(Recorded data)

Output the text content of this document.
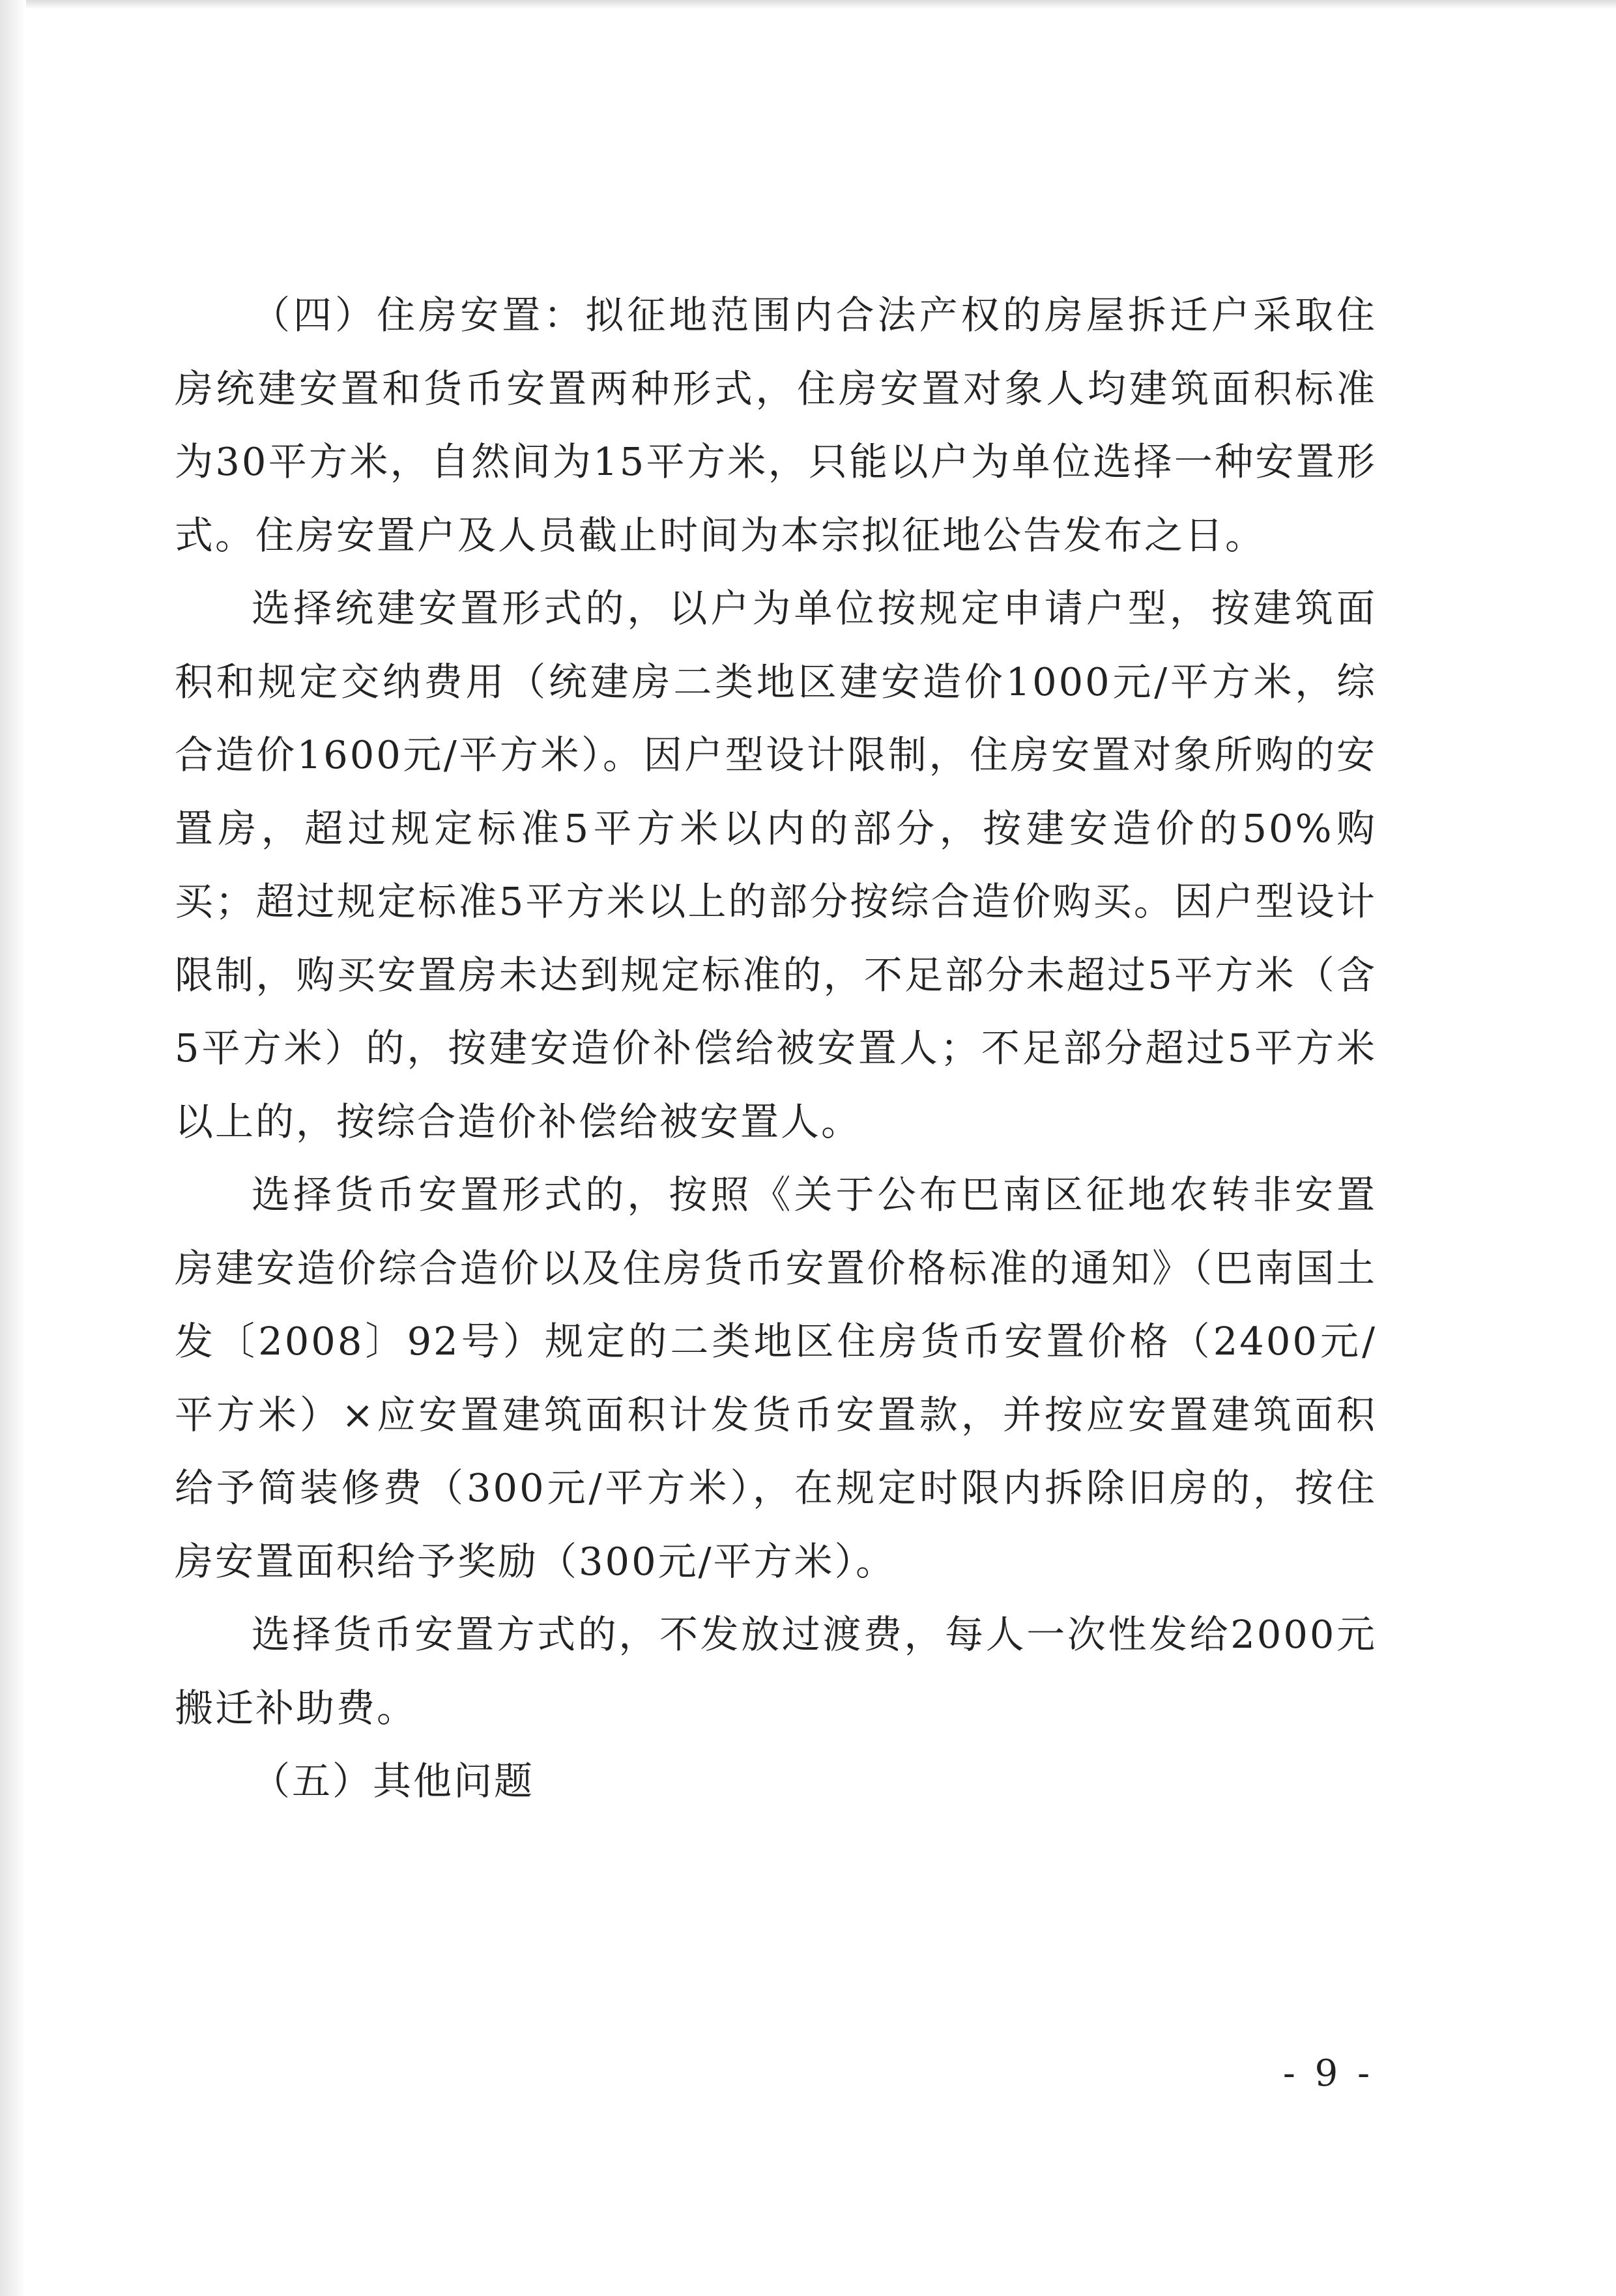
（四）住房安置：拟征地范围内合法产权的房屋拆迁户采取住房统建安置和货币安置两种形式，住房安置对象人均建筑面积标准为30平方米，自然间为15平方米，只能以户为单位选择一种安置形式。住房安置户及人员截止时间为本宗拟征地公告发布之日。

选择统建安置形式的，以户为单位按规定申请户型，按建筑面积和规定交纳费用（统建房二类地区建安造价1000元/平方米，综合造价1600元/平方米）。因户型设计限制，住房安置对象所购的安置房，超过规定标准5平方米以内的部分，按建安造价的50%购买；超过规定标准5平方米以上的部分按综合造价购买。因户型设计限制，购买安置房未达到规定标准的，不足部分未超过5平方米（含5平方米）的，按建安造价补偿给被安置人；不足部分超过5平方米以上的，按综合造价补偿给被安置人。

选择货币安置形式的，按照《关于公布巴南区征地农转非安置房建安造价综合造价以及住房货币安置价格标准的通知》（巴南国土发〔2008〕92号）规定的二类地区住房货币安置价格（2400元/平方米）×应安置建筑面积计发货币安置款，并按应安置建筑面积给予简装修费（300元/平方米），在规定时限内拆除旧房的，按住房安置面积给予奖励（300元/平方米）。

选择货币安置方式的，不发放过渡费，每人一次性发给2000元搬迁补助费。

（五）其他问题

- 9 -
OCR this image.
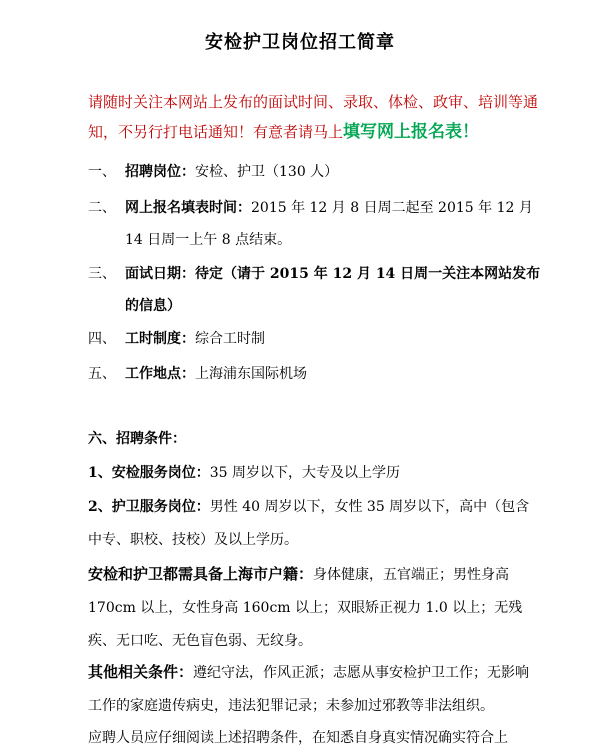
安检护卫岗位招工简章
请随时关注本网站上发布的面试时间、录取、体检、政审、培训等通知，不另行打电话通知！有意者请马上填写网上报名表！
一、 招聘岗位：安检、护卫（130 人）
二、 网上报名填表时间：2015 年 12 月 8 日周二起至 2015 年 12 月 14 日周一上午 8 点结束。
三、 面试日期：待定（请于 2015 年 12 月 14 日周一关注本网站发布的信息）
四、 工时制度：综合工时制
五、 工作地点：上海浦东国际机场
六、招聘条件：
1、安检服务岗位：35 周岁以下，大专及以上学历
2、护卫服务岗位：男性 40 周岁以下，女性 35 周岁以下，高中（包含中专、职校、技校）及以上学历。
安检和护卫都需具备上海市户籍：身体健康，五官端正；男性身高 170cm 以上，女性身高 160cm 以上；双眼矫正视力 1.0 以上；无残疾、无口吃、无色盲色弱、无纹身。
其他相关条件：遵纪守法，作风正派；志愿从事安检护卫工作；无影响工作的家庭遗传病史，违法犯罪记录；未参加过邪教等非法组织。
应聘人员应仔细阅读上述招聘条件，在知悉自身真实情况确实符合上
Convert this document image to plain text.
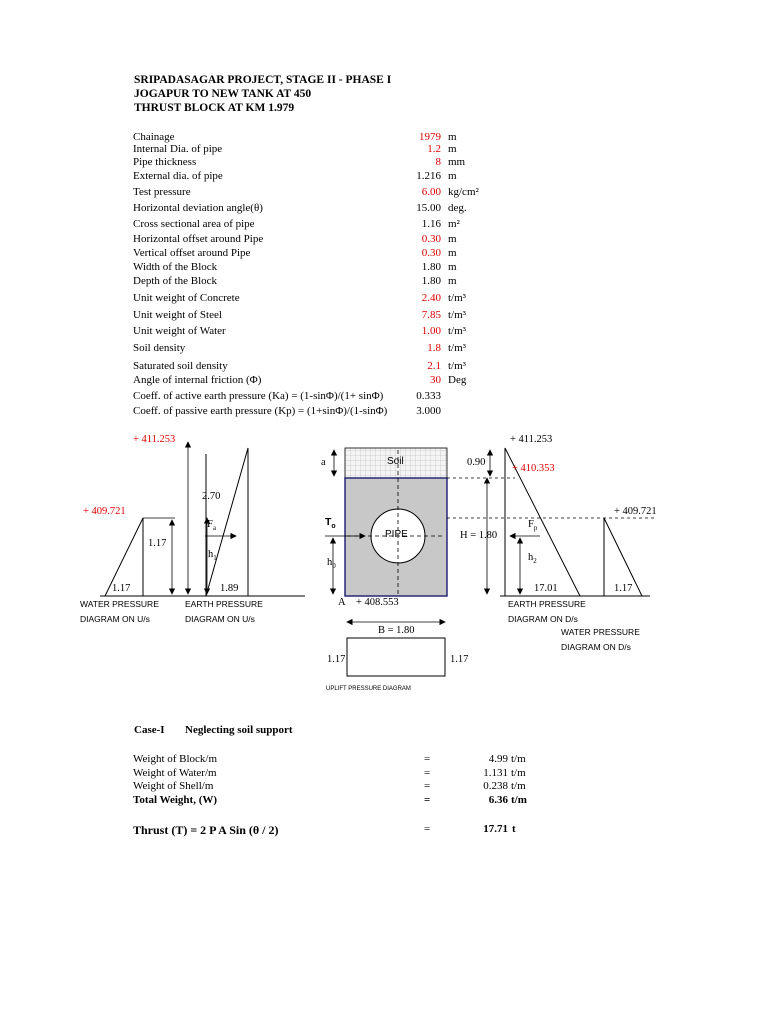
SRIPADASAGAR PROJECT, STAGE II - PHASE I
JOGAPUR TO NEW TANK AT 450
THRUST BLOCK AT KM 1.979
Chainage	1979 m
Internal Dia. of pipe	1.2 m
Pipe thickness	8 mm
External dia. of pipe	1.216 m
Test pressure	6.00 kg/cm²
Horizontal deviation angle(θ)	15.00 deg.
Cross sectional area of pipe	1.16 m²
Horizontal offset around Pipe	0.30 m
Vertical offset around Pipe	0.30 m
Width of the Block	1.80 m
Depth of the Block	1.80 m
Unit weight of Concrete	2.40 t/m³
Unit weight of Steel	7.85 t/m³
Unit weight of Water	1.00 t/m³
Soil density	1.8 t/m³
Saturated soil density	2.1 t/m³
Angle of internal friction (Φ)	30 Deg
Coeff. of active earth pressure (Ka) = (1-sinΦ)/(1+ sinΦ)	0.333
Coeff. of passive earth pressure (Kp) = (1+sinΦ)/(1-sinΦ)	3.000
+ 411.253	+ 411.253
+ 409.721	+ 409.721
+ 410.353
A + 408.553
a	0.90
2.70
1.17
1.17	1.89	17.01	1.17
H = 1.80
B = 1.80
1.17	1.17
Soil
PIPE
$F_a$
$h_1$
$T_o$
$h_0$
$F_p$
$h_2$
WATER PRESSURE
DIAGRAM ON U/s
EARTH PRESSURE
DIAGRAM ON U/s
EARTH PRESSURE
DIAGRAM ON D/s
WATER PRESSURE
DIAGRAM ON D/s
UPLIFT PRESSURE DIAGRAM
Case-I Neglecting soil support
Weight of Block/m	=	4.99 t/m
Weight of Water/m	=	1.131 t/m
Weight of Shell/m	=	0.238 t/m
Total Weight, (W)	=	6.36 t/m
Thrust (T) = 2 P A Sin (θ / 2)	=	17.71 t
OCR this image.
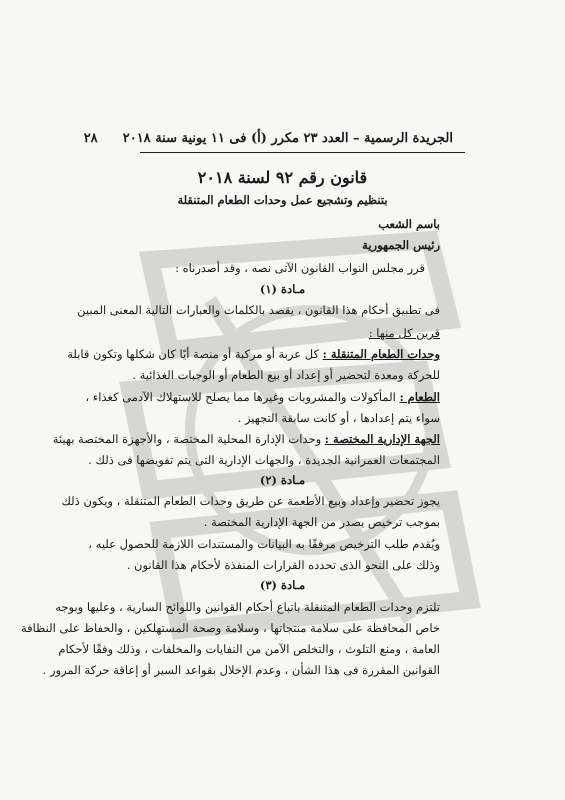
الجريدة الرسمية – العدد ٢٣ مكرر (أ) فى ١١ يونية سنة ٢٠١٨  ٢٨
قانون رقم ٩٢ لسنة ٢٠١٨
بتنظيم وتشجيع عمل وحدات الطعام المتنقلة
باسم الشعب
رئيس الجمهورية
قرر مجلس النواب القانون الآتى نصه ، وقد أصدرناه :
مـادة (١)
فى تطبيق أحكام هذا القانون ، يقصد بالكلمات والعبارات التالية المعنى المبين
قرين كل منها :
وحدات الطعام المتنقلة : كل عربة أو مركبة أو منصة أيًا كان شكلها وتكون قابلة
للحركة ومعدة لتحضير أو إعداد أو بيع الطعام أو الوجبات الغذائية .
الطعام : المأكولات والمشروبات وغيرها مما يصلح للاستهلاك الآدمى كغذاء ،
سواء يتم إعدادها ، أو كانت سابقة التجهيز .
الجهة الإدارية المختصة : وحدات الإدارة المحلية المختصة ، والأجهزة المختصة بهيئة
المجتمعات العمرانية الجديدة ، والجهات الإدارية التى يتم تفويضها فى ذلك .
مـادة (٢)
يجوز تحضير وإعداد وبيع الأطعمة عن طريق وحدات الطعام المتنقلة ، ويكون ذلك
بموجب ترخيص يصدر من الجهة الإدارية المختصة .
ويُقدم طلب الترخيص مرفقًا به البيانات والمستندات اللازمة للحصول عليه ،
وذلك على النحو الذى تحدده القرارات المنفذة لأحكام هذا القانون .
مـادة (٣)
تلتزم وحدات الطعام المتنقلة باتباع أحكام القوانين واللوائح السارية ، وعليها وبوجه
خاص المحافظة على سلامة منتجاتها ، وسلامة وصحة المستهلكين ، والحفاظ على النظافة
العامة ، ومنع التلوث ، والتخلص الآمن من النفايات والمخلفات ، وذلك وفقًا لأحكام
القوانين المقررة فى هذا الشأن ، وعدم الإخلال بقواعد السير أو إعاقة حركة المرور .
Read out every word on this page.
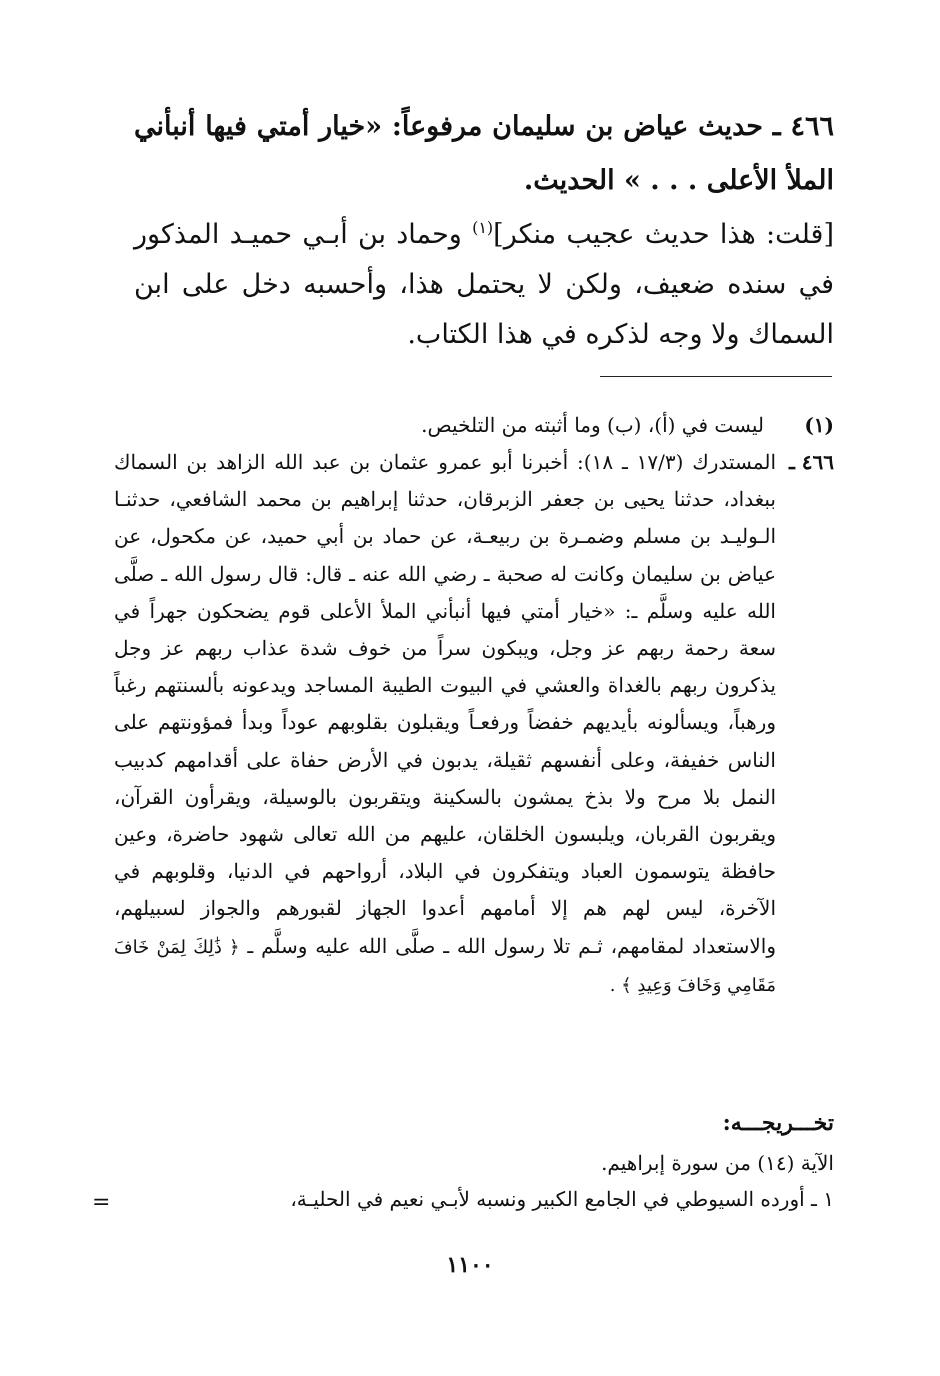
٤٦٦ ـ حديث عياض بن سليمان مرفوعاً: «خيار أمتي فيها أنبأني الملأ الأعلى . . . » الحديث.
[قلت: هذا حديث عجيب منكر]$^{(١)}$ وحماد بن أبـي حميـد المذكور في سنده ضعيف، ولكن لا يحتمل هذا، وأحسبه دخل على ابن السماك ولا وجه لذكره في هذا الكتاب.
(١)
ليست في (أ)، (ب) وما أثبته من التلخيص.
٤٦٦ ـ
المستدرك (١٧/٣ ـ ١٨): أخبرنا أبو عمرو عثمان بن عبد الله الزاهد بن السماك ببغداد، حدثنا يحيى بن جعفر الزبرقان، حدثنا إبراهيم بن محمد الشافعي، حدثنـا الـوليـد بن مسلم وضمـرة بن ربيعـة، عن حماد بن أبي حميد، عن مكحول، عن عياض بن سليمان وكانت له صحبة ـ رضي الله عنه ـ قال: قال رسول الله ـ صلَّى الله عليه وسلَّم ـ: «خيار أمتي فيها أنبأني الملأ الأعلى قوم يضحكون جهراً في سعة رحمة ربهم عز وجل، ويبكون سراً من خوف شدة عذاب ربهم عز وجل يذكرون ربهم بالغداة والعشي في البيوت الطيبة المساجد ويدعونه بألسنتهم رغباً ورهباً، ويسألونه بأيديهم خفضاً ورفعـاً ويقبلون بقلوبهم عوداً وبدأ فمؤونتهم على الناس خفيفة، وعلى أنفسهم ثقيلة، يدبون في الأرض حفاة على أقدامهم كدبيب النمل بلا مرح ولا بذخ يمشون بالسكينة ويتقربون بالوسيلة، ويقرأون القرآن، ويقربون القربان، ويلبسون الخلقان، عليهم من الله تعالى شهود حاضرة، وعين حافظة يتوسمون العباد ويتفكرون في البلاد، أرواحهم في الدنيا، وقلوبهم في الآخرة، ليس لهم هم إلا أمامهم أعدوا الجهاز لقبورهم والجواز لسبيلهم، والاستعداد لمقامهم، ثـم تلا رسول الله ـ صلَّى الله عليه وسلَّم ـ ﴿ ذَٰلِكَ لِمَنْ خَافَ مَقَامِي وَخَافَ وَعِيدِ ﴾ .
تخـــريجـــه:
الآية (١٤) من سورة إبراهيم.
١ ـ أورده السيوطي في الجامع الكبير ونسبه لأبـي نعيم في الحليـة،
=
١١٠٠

To be done
Find the word "وحدات" in the entries, and copy every line it shows up in.

Reply
بتنظيم وتشجيع عمل وحدات الطعام المتنقلة
وحدات الطعام المتنقلة : كل عربة أو مركبة أو منصة أيًا كان شكلها وتكون قابلة
الجهة الإدارية المختصة : وحدات الإدارة المحلية المختصة ، والأجهزة المختصة بهيئة
يجوز تحضير وإعداد وبيع الأطعمة عن طريق وحدات الطعام المتنقلة ، ويكون ذلك
تلتزم وحدات الطعام المتنقلة باتباع أحكام القوانين واللوائح السارية ، وعليها وبوجه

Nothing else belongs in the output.